• Given request:
Give back each entry unchanged, minus pictures.

— begin Supplied entries —

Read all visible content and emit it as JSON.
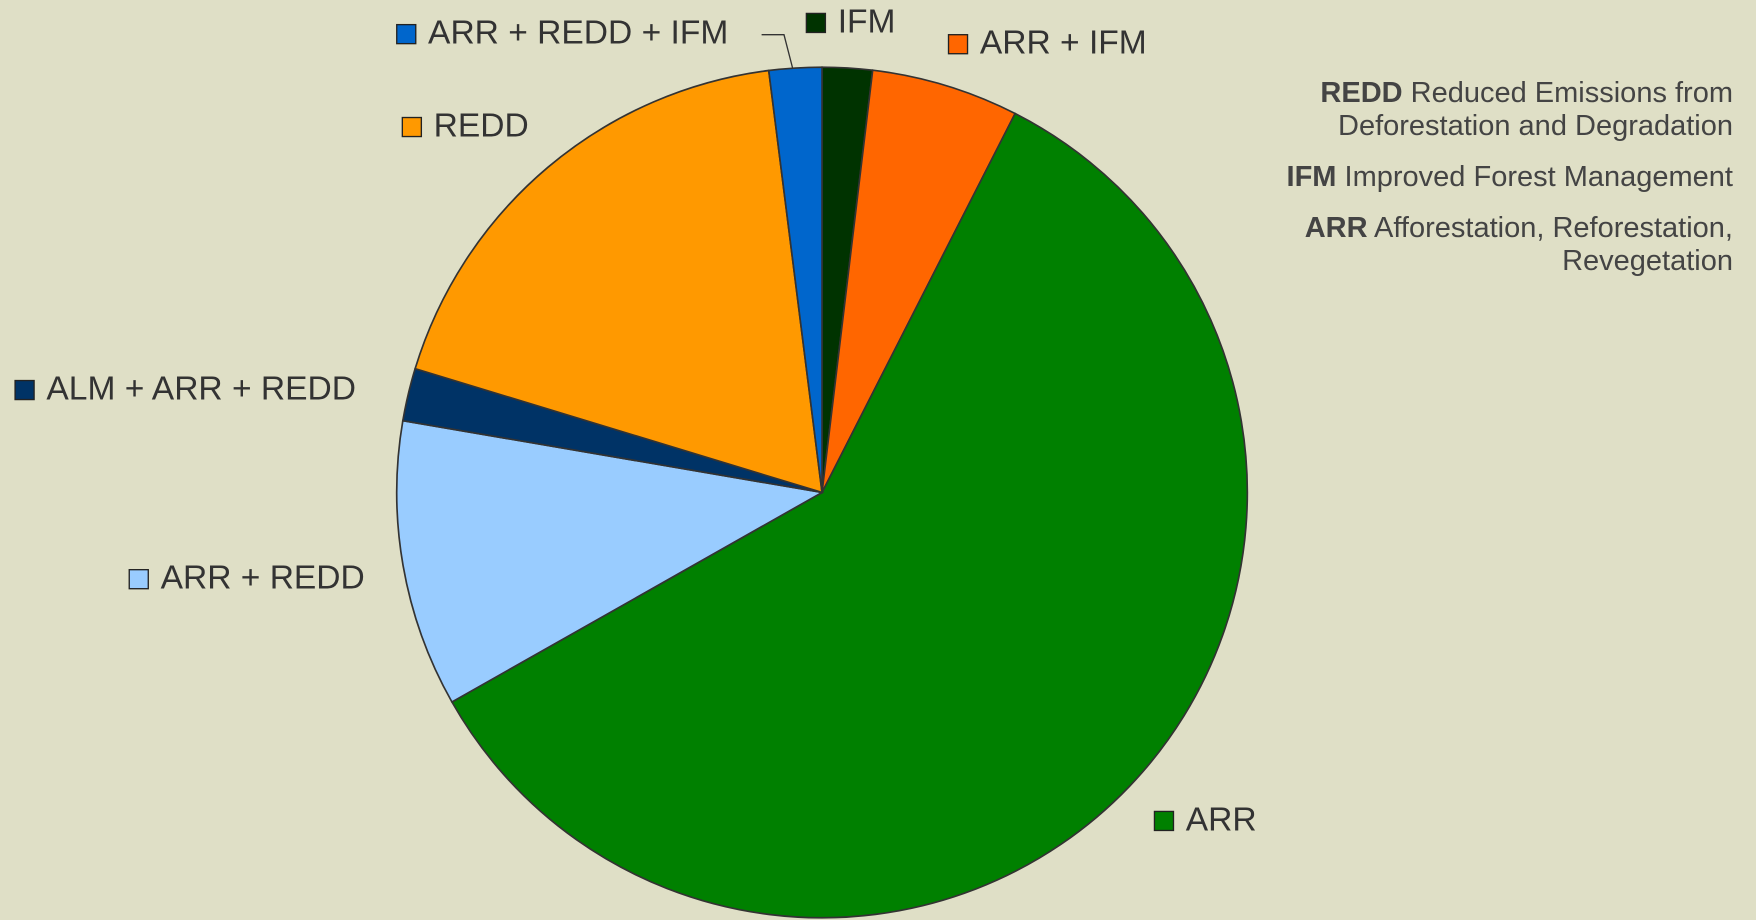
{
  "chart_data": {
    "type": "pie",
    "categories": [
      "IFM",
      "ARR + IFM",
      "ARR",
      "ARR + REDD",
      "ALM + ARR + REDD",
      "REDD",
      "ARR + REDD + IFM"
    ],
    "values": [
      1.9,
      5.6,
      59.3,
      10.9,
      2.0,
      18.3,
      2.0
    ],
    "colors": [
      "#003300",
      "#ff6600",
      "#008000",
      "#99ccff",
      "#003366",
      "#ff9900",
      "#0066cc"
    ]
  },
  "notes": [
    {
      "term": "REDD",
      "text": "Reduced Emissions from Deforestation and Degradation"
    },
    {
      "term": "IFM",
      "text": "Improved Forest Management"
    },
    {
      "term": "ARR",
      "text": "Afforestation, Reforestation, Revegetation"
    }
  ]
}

— end Supplied entries —

• Task result:
Read all visible content and emit it as JSON.
{
  "chart_data": {
    "type": "pie",
    "categories": [
      "IFM",
      "ARR + IFM",
      "ARR",
      "ARR + REDD",
      "ALM + ARR + REDD",
      "REDD",
      "ARR + REDD + IFM"
    ],
    "values": [
      1.9,
      5.6,
      59.3,
      10.9,
      2.0,
      18.3,
      2.0
    ],
    "colors": [
      "#003300",
      "#ff6600",
      "#008000",
      "#99ccff",
      "#003366",
      "#ff9900",
      "#0066cc"
    ]
  },
  "notes": [
    {
      "term": "REDD",
      "text": "Reduced Emissions from Deforestation and Degradation"
    },
    {
      "term": "IFM",
      "text": "Improved Forest Management"
    },
    {
      "term": "ARR",
      "text": "Afforestation, Reforestation, Revegetation"
    }
  ]
}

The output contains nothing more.